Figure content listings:
........

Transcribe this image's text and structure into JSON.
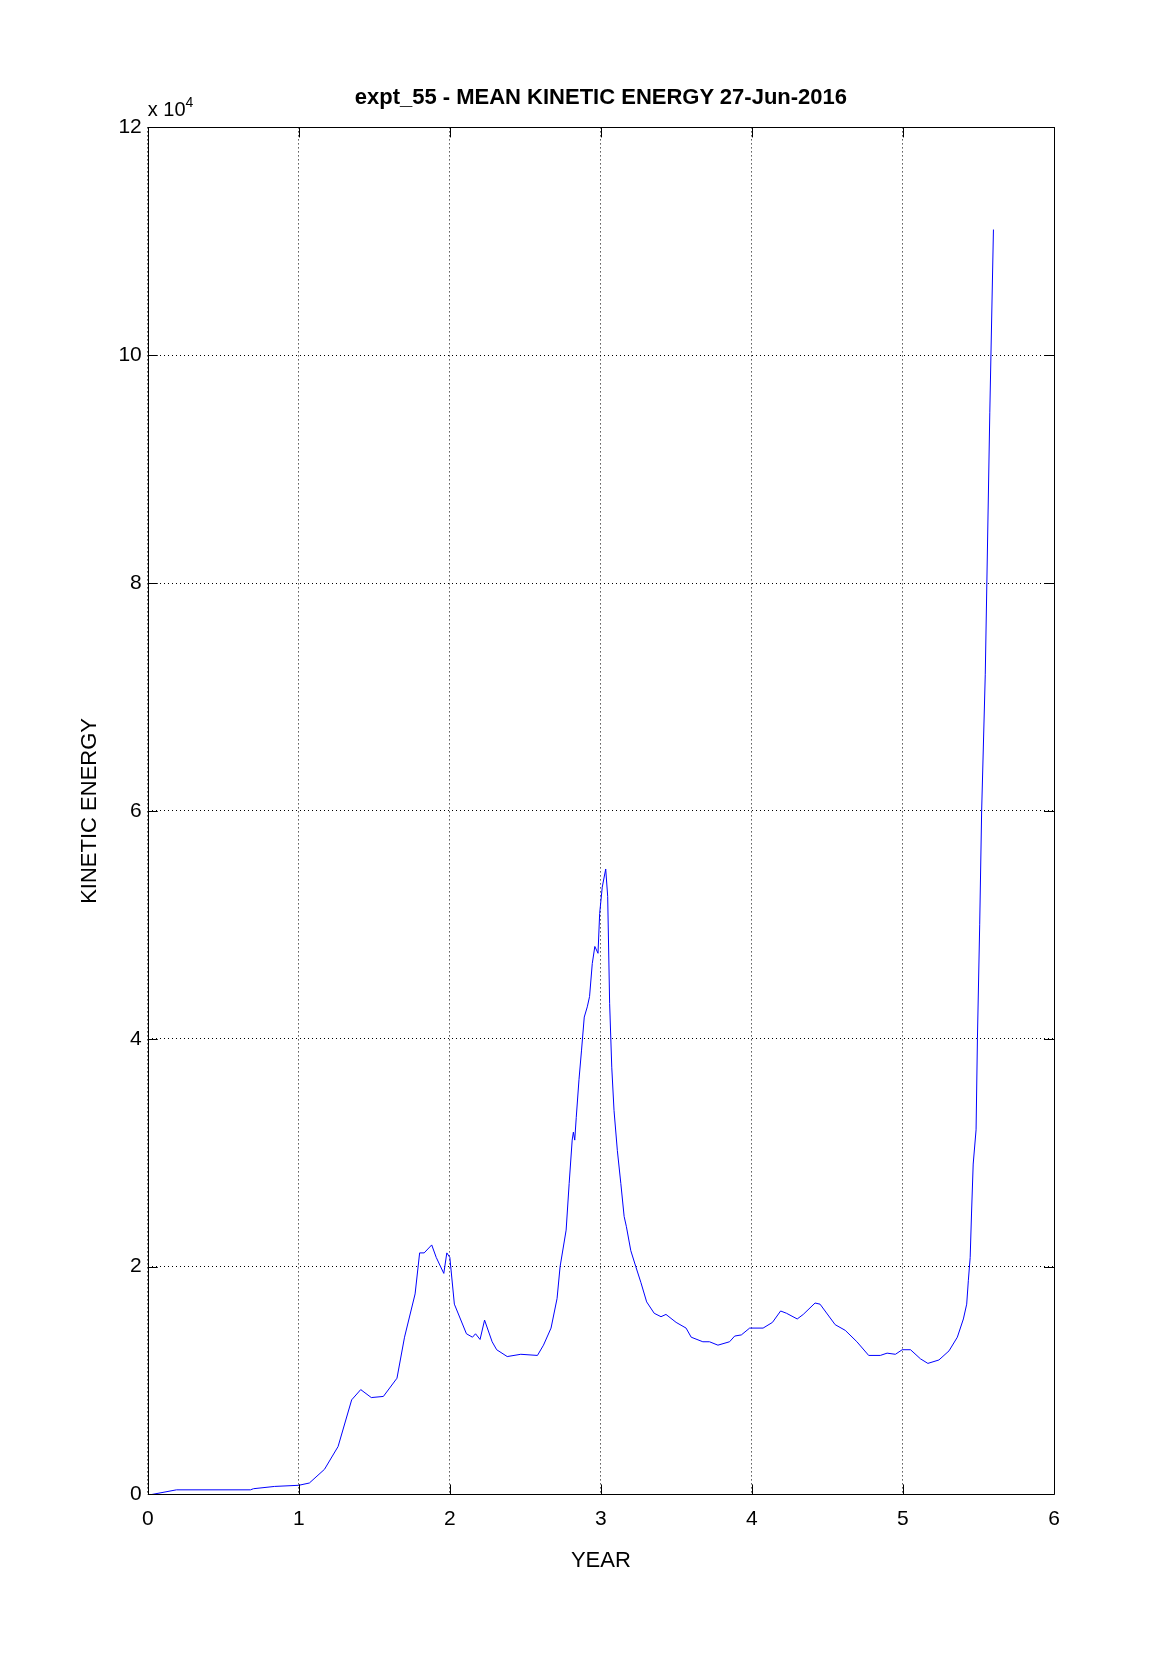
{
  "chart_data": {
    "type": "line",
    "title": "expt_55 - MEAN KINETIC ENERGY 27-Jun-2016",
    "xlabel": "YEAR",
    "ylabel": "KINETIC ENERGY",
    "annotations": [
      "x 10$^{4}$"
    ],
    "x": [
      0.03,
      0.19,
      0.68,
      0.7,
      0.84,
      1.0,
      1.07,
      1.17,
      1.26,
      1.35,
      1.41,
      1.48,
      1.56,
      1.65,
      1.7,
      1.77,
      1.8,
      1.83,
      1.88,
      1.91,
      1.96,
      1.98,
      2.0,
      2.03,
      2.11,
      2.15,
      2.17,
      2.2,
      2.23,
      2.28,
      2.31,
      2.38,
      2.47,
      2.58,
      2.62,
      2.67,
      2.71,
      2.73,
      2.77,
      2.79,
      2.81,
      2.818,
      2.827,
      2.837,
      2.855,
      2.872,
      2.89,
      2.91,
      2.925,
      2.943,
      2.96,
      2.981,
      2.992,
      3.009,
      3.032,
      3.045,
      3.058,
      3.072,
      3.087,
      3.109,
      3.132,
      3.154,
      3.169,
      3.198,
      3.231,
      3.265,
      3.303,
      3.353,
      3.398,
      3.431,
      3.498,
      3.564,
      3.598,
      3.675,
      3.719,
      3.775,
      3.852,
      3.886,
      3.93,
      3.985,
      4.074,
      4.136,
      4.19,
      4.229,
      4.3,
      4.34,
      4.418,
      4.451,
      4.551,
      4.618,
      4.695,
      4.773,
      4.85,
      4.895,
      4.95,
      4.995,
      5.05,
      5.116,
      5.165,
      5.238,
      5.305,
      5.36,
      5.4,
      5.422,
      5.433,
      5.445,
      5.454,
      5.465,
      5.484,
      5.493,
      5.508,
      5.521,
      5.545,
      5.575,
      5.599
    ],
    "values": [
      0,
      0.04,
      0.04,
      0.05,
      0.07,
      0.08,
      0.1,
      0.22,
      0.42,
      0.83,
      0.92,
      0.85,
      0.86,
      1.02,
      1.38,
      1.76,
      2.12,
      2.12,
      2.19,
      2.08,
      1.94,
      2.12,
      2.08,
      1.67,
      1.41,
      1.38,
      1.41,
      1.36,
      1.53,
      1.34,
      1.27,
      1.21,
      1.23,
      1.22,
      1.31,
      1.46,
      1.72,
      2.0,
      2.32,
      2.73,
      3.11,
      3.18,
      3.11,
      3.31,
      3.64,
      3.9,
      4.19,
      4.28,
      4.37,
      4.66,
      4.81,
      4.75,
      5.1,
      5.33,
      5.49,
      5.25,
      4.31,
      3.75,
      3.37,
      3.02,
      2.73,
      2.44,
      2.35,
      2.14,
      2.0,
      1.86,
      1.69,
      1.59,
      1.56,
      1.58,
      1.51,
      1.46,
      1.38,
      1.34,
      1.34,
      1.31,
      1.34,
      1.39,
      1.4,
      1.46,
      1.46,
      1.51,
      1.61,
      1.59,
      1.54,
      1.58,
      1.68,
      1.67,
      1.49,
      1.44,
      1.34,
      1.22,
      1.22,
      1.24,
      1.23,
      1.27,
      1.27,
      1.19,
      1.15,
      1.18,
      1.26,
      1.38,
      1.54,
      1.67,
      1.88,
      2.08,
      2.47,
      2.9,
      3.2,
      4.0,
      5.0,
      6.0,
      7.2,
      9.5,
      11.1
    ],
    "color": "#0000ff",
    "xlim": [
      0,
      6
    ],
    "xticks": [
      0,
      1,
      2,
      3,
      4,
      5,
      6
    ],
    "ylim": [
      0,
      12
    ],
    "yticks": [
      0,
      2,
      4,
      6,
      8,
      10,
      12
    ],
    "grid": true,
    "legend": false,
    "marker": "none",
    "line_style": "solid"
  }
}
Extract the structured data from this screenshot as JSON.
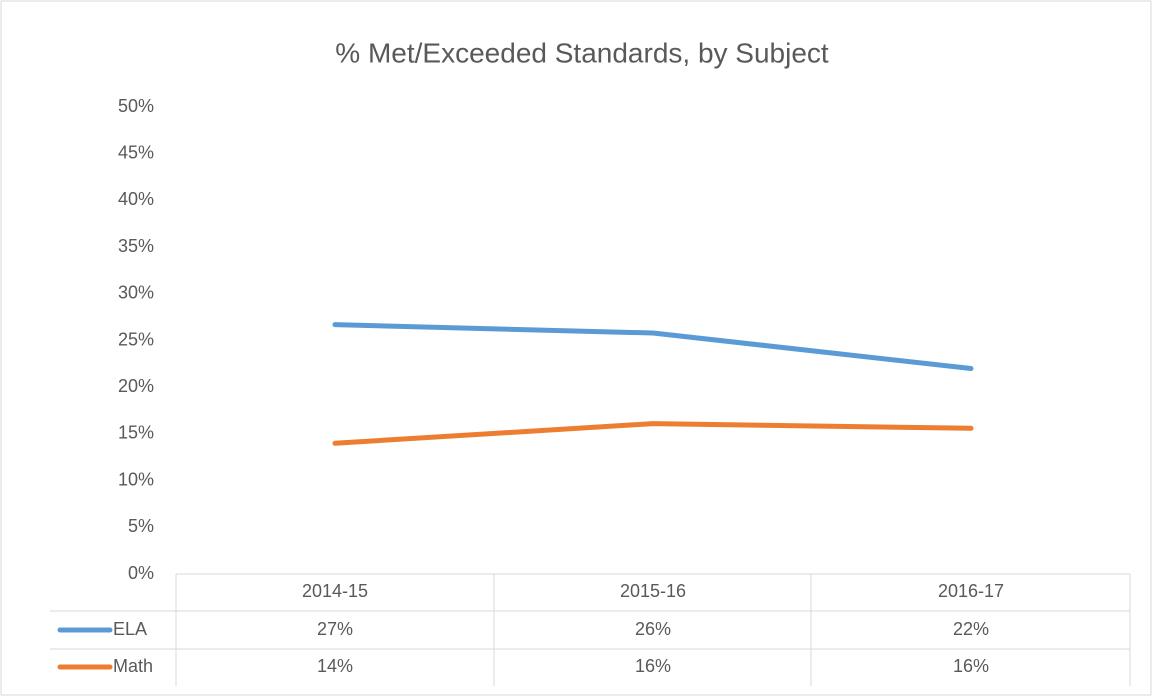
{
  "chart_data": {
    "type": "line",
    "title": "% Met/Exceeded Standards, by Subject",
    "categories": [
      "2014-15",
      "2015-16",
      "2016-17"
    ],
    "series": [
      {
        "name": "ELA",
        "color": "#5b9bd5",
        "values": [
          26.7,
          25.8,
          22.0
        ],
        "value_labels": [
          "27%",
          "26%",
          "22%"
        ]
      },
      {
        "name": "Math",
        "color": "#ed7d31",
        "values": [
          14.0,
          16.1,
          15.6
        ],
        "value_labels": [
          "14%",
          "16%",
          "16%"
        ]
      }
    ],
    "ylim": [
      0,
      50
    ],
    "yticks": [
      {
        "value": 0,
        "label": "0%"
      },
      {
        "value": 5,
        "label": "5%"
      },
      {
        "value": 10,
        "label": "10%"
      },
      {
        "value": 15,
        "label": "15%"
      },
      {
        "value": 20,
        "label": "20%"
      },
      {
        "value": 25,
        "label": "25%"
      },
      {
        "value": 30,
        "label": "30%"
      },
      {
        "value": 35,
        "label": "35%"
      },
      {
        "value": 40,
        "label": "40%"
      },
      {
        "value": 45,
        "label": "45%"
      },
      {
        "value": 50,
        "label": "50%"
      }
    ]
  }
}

........

What is required:
Omit the pictures. Transcribe every record exactly.

Problem solution:
Transcribe this image's text and structure into JSON.
{
  "chart_data": {
    "type": "line",
    "title": "expt_55 - MEAN KINETIC ENERGY 27-Jun-2016",
    "xlabel": "YEAR",
    "ylabel": "KINETIC ENERGY",
    "annotations": [
      "x 10$^{4}$"
    ],
    "x": [
      0.03,
      0.19,
      0.68,
      0.7,
      0.84,
      1.0,
      1.07,
      1.17,
      1.26,
      1.35,
      1.41,
      1.48,
      1.56,
      1.65,
      1.7,
      1.77,
      1.8,
      1.83,
      1.88,
      1.91,
      1.96,
      1.98,
      2.0,
      2.03,
      2.11,
      2.15,
      2.17,
      2.2,
      2.23,
      2.28,
      2.31,
      2.38,
      2.47,
      2.58,
      2.62,
      2.67,
      2.71,
      2.73,
      2.77,
      2.79,
      2.81,
      2.818,
      2.827,
      2.837,
      2.855,
      2.872,
      2.89,
      2.91,
      2.925,
      2.943,
      2.96,
      2.981,
      2.992,
      3.009,
      3.032,
      3.045,
      3.058,
      3.072,
      3.087,
      3.109,
      3.132,
      3.154,
      3.169,
      3.198,
      3.231,
      3.265,
      3.303,
      3.353,
      3.398,
      3.431,
      3.498,
      3.564,
      3.598,
      3.675,
      3.719,
      3.775,
      3.852,
      3.886,
      3.93,
      3.985,
      4.074,
      4.136,
      4.19,
      4.229,
      4.3,
      4.34,
      4.418,
      4.451,
      4.551,
      4.618,
      4.695,
      4.773,
      4.85,
      4.895,
      4.95,
      4.995,
      5.05,
      5.116,
      5.165,
      5.238,
      5.305,
      5.36,
      5.4,
      5.422,
      5.433,
      5.445,
      5.454,
      5.465,
      5.484,
      5.493,
      5.508,
      5.521,
      5.545,
      5.575,
      5.599
    ],
    "values": [
      0,
      0.04,
      0.04,
      0.05,
      0.07,
      0.08,
      0.1,
      0.22,
      0.42,
      0.83,
      0.92,
      0.85,
      0.86,
      1.02,
      1.38,
      1.76,
      2.12,
      2.12,
      2.19,
      2.08,
      1.94,
      2.12,
      2.08,
      1.67,
      1.41,
      1.38,
      1.41,
      1.36,
      1.53,
      1.34,
      1.27,
      1.21,
      1.23,
      1.22,
      1.31,
      1.46,
      1.72,
      2.0,
      2.32,
      2.73,
      3.11,
      3.18,
      3.11,
      3.31,
      3.64,
      3.9,
      4.19,
      4.28,
      4.37,
      4.66,
      4.81,
      4.75,
      5.1,
      5.33,
      5.49,
      5.25,
      4.31,
      3.75,
      3.37,
      3.02,
      2.73,
      2.44,
      2.35,
      2.14,
      2.0,
      1.86,
      1.69,
      1.59,
      1.56,
      1.58,
      1.51,
      1.46,
      1.38,
      1.34,
      1.34,
      1.31,
      1.34,
      1.39,
      1.4,
      1.46,
      1.46,
      1.51,
      1.61,
      1.59,
      1.54,
      1.58,
      1.68,
      1.67,
      1.49,
      1.44,
      1.34,
      1.22,
      1.22,
      1.24,
      1.23,
      1.27,
      1.27,
      1.19,
      1.15,
      1.18,
      1.26,
      1.38,
      1.54,
      1.67,
      1.88,
      2.08,
      2.47,
      2.9,
      3.2,
      4.0,
      5.0,
      6.0,
      7.2,
      9.5,
      11.1
    ],
    "color": "#0000ff",
    "xlim": [
      0,
      6
    ],
    "xticks": [
      0,
      1,
      2,
      3,
      4,
      5,
      6
    ],
    "ylim": [
      0,
      12
    ],
    "yticks": [
      0,
      2,
      4,
      6,
      8,
      10,
      12
    ],
    "grid": true,
    "legend": false,
    "marker": "none",
    "line_style": "solid"
  }
}
Extract the structured data from this screenshot as JSON.
{
  "chart_data": {
    "type": "line",
    "title": "% Met/Exceeded Standards, by Subject",
    "categories": [
      "2014-15",
      "2015-16",
      "2016-17"
    ],
    "series": [
      {
        "name": "ELA",
        "color": "#5b9bd5",
        "values": [
          26.7,
          25.8,
          22.0
        ],
        "value_labels": [
          "27%",
          "26%",
          "22%"
        ]
      },
      {
        "name": "Math",
        "color": "#ed7d31",
        "values": [
          14.0,
          16.1,
          15.6
        ],
        "value_labels": [
          "14%",
          "16%",
          "16%"
        ]
      }
    ],
    "ylim": [
      0,
      50
    ],
    "yticks": [
      {
        "value": 0,
        "label": "0%"
      },
      {
        "value": 5,
        "label": "5%"
      },
      {
        "value": 10,
        "label": "10%"
      },
      {
        "value": 15,
        "label": "15%"
      },
      {
        "value": 20,
        "label": "20%"
      },
      {
        "value": 25,
        "label": "25%"
      },
      {
        "value": 30,
        "label": "30%"
      },
      {
        "value": 35,
        "label": "35%"
      },
      {
        "value": 40,
        "label": "40%"
      },
      {
        "value": 45,
        "label": "45%"
      },
      {
        "value": 50,
        "label": "50%"
      }
    ]
  }
}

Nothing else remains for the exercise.